━━ DATA FOR THIS EXERCISE ━━
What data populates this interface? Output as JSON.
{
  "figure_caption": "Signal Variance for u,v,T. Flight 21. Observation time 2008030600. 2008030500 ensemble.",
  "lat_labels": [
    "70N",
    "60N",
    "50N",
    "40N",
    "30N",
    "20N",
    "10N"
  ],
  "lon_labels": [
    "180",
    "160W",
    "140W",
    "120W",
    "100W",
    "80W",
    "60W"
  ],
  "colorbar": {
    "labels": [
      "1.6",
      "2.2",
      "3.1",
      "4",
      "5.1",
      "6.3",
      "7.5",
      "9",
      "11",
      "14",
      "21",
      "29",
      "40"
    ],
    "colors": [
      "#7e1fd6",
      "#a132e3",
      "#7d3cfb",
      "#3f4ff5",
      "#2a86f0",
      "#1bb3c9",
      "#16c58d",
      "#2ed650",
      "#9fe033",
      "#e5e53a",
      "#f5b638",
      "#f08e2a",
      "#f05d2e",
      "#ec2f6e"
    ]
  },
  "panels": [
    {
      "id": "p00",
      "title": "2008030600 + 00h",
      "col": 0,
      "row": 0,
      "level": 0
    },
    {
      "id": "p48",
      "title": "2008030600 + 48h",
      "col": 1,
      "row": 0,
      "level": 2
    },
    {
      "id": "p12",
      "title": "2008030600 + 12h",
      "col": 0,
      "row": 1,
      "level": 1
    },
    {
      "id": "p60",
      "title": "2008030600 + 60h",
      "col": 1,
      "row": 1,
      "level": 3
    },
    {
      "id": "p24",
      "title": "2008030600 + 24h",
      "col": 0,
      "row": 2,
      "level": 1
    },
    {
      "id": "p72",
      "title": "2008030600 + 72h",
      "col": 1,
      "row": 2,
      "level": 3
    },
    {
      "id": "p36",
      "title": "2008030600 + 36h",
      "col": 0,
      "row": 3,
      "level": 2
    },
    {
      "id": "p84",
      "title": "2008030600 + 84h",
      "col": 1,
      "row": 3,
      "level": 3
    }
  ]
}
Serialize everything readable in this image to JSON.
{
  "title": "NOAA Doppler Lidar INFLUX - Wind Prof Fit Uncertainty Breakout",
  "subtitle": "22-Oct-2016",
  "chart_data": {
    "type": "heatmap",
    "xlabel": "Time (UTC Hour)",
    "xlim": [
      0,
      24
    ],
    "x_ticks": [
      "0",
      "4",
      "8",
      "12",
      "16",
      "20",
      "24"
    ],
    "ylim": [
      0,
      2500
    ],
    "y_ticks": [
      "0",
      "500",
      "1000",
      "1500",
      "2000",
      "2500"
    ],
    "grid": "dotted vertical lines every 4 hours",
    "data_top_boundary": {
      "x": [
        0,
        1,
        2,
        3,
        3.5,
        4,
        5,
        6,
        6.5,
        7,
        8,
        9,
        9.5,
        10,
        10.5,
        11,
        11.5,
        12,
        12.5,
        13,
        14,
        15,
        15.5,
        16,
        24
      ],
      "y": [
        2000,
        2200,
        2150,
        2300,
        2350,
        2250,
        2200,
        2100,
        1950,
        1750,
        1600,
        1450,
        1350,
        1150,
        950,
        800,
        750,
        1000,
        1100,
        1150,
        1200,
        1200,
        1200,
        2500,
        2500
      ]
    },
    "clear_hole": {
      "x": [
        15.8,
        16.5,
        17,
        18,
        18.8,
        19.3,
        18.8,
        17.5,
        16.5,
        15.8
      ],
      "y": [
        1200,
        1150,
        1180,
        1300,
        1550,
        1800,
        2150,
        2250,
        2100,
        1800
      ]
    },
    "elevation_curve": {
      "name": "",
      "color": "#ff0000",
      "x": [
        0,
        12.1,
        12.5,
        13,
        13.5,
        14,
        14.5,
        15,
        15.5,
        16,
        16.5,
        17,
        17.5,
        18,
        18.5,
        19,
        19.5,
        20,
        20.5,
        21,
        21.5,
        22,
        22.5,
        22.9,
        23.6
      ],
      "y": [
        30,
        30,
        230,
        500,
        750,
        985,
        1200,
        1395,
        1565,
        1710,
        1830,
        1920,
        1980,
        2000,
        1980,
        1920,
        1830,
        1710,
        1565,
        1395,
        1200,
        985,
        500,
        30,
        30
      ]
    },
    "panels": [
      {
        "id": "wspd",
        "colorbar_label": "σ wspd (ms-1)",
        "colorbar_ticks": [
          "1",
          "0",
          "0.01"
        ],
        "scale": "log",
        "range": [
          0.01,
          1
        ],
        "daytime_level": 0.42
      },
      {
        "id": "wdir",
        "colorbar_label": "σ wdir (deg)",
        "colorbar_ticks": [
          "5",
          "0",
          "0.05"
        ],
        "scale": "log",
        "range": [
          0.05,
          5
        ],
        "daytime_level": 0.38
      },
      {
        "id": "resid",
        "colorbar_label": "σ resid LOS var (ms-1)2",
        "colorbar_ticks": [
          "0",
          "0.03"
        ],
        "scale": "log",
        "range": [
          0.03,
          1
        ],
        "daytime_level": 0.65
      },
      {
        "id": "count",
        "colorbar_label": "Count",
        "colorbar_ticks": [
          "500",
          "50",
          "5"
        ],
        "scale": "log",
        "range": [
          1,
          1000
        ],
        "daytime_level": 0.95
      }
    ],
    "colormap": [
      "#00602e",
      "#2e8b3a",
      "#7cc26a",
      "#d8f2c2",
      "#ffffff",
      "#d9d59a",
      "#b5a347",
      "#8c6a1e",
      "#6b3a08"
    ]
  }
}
━━━
◆ TASK TO COMPLETE ◆
Retype the listing exactly, in full.

◆ SOLUTION FOR THIS TASK ◆
What data populates this interface? Output as JSON.
{
  "figure_caption": "Signal Variance for u,v,T. Flight 21. Observation time 2008030600. 2008030500 ensemble.",
  "lat_labels": [
    "70N",
    "60N",
    "50N",
    "40N",
    "30N",
    "20N",
    "10N"
  ],
  "lon_labels": [
    "180",
    "160W",
    "140W",
    "120W",
    "100W",
    "80W",
    "60W"
  ],
  "colorbar": {
    "labels": [
      "1.6",
      "2.2",
      "3.1",
      "4",
      "5.1",
      "6.3",
      "7.5",
      "9",
      "11",
      "14",
      "21",
      "29",
      "40"
    ],
    "colors": [
      "#7e1fd6",
      "#a132e3",
      "#7d3cfb",
      "#3f4ff5",
      "#2a86f0",
      "#1bb3c9",
      "#16c58d",
      "#2ed650",
      "#9fe033",
      "#e5e53a",
      "#f5b638",
      "#f08e2a",
      "#f05d2e",
      "#ec2f6e"
    ]
  },
  "panels": [
    {
      "id": "p00",
      "title": "2008030600 + 00h",
      "col": 0,
      "row": 0,
      "level": 0
    },
    {
      "id": "p48",
      "title": "2008030600 + 48h",
      "col": 1,
      "row": 0,
      "level": 2
    },
    {
      "id": "p12",
      "title": "2008030600 + 12h",
      "col": 0,
      "row": 1,
      "level": 1
    },
    {
      "id": "p60",
      "title": "2008030600 + 60h",
      "col": 1,
      "row": 1,
      "level": 3
    },
    {
      "id": "p24",
      "title": "2008030600 + 24h",
      "col": 0,
      "row": 2,
      "level": 1
    },
    {
      "id": "p72",
      "title": "2008030600 + 72h",
      "col": 1,
      "row": 2,
      "level": 3
    },
    {
      "id": "p36",
      "title": "2008030600 + 36h",
      "col": 0,
      "row": 3,
      "level": 2
    },
    {
      "id": "p84",
      "title": "2008030600 + 84h",
      "col": 1,
      "row": 3,
      "level": 3
    }
  ]
}
Serialize everything readable in this image to JSON.
{
  "title": "NOAA Doppler Lidar INFLUX - Wind Prof Fit Uncertainty Breakout",
  "subtitle": "22-Oct-2016",
  "chart_data": {
    "type": "heatmap",
    "xlabel": "Time (UTC Hour)",
    "xlim": [
      0,
      24
    ],
    "x_ticks": [
      "0",
      "4",
      "8",
      "12",
      "16",
      "20",
      "24"
    ],
    "ylim": [
      0,
      2500
    ],
    "y_ticks": [
      "0",
      "500",
      "1000",
      "1500",
      "2000",
      "2500"
    ],
    "grid": "dotted vertical lines every 4 hours",
    "data_top_boundary": {
      "x": [
        0,
        1,
        2,
        3,
        3.5,
        4,
        5,
        6,
        6.5,
        7,
        8,
        9,
        9.5,
        10,
        10.5,
        11,
        11.5,
        12,
        12.5,
        13,
        14,
        15,
        15.5,
        16,
        24
      ],
      "y": [
        2000,
        2200,
        2150,
        2300,
        2350,
        2250,
        2200,
        2100,
        1950,
        1750,
        1600,
        1450,
        1350,
        1150,
        950,
        800,
        750,
        1000,
        1100,
        1150,
        1200,
        1200,
        1200,
        2500,
        2500
      ]
    },
    "clear_hole": {
      "x": [
        15.8,
        16.5,
        17,
        18,
        18.8,
        19.3,
        18.8,
        17.5,
        16.5,
        15.8
      ],
      "y": [
        1200,
        1150,
        1180,
        1300,
        1550,
        1800,
        2150,
        2250,
        2100,
        1800
      ]
    },
    "elevation_curve": {
      "name": "",
      "color": "#ff0000",
      "x": [
        0,
        12.1,
        12.5,
        13,
        13.5,
        14,
        14.5,
        15,
        15.5,
        16,
        16.5,
        17,
        17.5,
        18,
        18.5,
        19,
        19.5,
        20,
        20.5,
        21,
        21.5,
        22,
        22.5,
        22.9,
        23.6
      ],
      "y": [
        30,
        30,
        230,
        500,
        750,
        985,
        1200,
        1395,
        1565,
        1710,
        1830,
        1920,
        1980,
        2000,
        1980,
        1920,
        1830,
        1710,
        1565,
        1395,
        1200,
        985,
        500,
        30,
        30
      ]
    },
    "panels": [
      {
        "id": "wspd",
        "colorbar_label": "σ wspd (ms-1)",
        "colorbar_ticks": [
          "1",
          "0",
          "0.01"
        ],
        "scale": "log",
        "range": [
          0.01,
          1
        ],
        "daytime_level": 0.42
      },
      {
        "id": "wdir",
        "colorbar_label": "σ wdir (deg)",
        "colorbar_ticks": [
          "5",
          "0",
          "0.05"
        ],
        "scale": "log",
        "range": [
          0.05,
          5
        ],
        "daytime_level": 0.38
      },
      {
        "id": "resid",
        "colorbar_label": "σ resid LOS var (ms-1)2",
        "colorbar_ticks": [
          "0",
          "0.03"
        ],
        "scale": "log",
        "range": [
          0.03,
          1
        ],
        "daytime_level": 0.65
      },
      {
        "id": "count",
        "colorbar_label": "Count",
        "colorbar_ticks": [
          "500",
          "50",
          "5"
        ],
        "scale": "log",
        "range": [
          1,
          1000
        ],
        "daytime_level": 0.95
      }
    ],
    "colormap": [
      "#00602e",
      "#2e8b3a",
      "#7cc26a",
      "#d8f2c2",
      "#ffffff",
      "#d9d59a",
      "#b5a347",
      "#8c6a1e",
      "#6b3a08"
    ]
  }
}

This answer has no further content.